>>
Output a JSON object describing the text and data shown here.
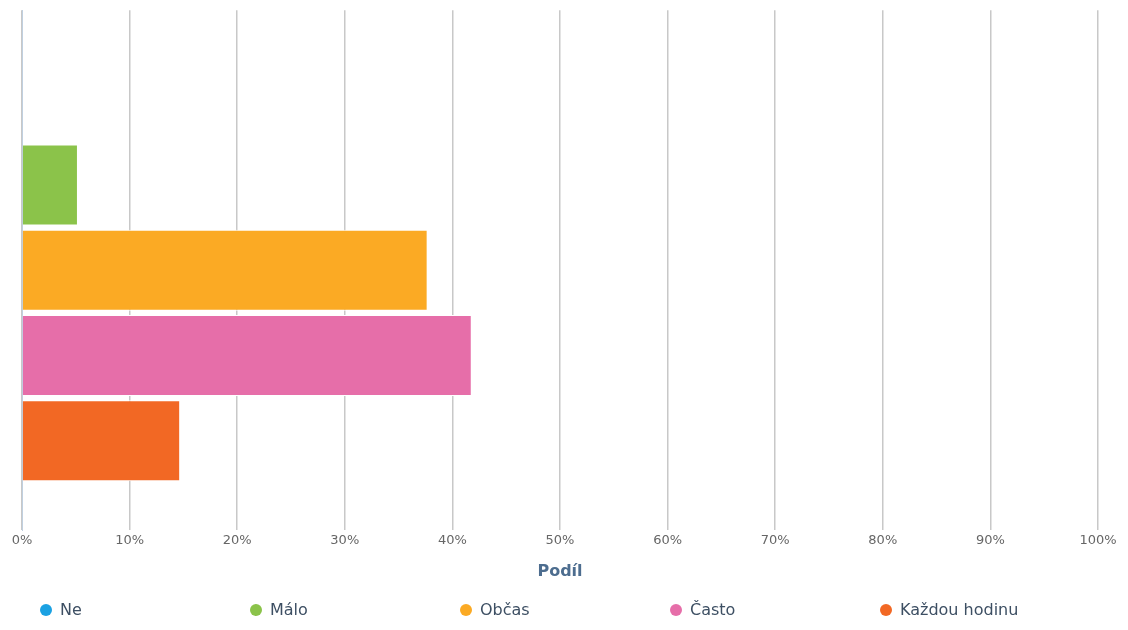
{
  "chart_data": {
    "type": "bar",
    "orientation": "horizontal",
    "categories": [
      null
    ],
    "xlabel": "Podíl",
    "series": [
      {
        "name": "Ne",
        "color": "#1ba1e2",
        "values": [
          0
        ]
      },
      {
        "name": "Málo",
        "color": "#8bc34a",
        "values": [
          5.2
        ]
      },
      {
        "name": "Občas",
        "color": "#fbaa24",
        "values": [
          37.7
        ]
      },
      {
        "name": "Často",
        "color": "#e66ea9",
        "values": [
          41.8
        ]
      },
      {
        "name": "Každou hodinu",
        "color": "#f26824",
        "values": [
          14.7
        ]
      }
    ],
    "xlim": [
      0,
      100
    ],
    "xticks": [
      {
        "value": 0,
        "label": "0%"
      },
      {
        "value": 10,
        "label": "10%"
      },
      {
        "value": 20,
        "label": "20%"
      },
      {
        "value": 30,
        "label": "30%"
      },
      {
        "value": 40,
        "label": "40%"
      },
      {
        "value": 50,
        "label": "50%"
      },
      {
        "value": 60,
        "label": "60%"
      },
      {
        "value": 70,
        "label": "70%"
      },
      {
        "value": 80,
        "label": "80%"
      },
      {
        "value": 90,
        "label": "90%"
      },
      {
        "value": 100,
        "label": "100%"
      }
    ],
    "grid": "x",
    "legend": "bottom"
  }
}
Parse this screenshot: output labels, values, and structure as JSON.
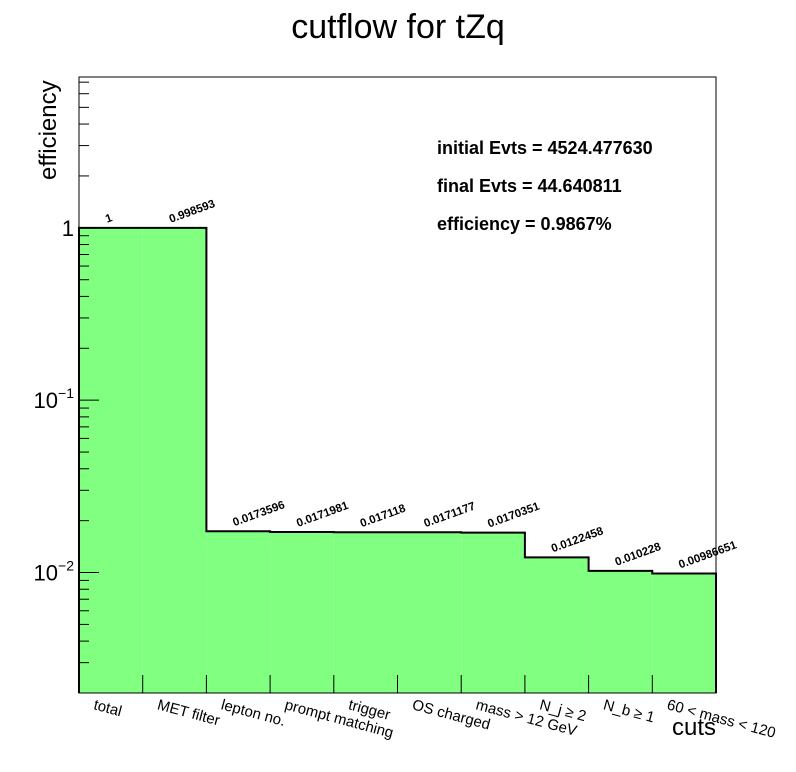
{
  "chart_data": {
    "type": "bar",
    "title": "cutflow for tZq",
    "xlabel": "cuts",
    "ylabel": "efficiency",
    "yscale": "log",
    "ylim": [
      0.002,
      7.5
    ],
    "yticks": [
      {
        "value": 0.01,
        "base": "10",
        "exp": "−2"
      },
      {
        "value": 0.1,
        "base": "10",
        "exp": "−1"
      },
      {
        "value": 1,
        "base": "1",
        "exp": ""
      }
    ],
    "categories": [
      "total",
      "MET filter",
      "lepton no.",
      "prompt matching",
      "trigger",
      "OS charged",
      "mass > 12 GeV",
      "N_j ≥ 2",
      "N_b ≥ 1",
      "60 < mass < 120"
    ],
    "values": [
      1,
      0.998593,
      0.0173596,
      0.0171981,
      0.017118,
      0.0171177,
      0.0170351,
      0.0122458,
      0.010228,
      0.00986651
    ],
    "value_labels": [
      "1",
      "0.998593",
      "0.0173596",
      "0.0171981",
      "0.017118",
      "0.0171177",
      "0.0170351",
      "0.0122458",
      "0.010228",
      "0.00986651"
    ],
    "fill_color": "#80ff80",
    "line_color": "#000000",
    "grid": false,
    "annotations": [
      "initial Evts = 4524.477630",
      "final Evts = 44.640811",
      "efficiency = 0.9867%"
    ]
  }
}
<<
#### DIRECTIONS FOR THIS TASK:
Make an exact copy of every entry above, minus the images.

#### OUTPUT BELOW:
Output a JSON object describing the text and data shown here.
{
  "chart_data": {
    "type": "bar",
    "orientation": "horizontal",
    "categories": [
      null
    ],
    "xlabel": "Podíl",
    "series": [
      {
        "name": "Ne",
        "color": "#1ba1e2",
        "values": [
          0
        ]
      },
      {
        "name": "Málo",
        "color": "#8bc34a",
        "values": [
          5.2
        ]
      },
      {
        "name": "Občas",
        "color": "#fbaa24",
        "values": [
          37.7
        ]
      },
      {
        "name": "Často",
        "color": "#e66ea9",
        "values": [
          41.8
        ]
      },
      {
        "name": "Každou hodinu",
        "color": "#f26824",
        "values": [
          14.7
        ]
      }
    ],
    "xlim": [
      0,
      100
    ],
    "xticks": [
      {
        "value": 0,
        "label": "0%"
      },
      {
        "value": 10,
        "label": "10%"
      },
      {
        "value": 20,
        "label": "20%"
      },
      {
        "value": 30,
        "label": "30%"
      },
      {
        "value": 40,
        "label": "40%"
      },
      {
        "value": 50,
        "label": "50%"
      },
      {
        "value": 60,
        "label": "60%"
      },
      {
        "value": 70,
        "label": "70%"
      },
      {
        "value": 80,
        "label": "80%"
      },
      {
        "value": 90,
        "label": "90%"
      },
      {
        "value": 100,
        "label": "100%"
      }
    ],
    "grid": "x",
    "legend": "bottom"
  }
}
Parse this screenshot: output labels, values, and structure as JSON.
{
  "chart_data": {
    "type": "bar",
    "title": "cutflow for tZq",
    "xlabel": "cuts",
    "ylabel": "efficiency",
    "yscale": "log",
    "ylim": [
      0.002,
      7.5
    ],
    "yticks": [
      {
        "value": 0.01,
        "base": "10",
        "exp": "−2"
      },
      {
        "value": 0.1,
        "base": "10",
        "exp": "−1"
      },
      {
        "value": 1,
        "base": "1",
        "exp": ""
      }
    ],
    "categories": [
      "total",
      "MET filter",
      "lepton no.",
      "prompt matching",
      "trigger",
      "OS charged",
      "mass > 12 GeV",
      "N_j ≥ 2",
      "N_b ≥ 1",
      "60 < mass < 120"
    ],
    "values": [
      1,
      0.998593,
      0.0173596,
      0.0171981,
      0.017118,
      0.0171177,
      0.0170351,
      0.0122458,
      0.010228,
      0.00986651
    ],
    "value_labels": [
      "1",
      "0.998593",
      "0.0173596",
      "0.0171981",
      "0.017118",
      "0.0171177",
      "0.0170351",
      "0.0122458",
      "0.010228",
      "0.00986651"
    ],
    "fill_color": "#80ff80",
    "line_color": "#000000",
    "grid": false,
    "annotations": [
      "initial Evts = 4524.477630",
      "final Evts = 44.640811",
      "efficiency = 0.9867%"
    ]
  }
}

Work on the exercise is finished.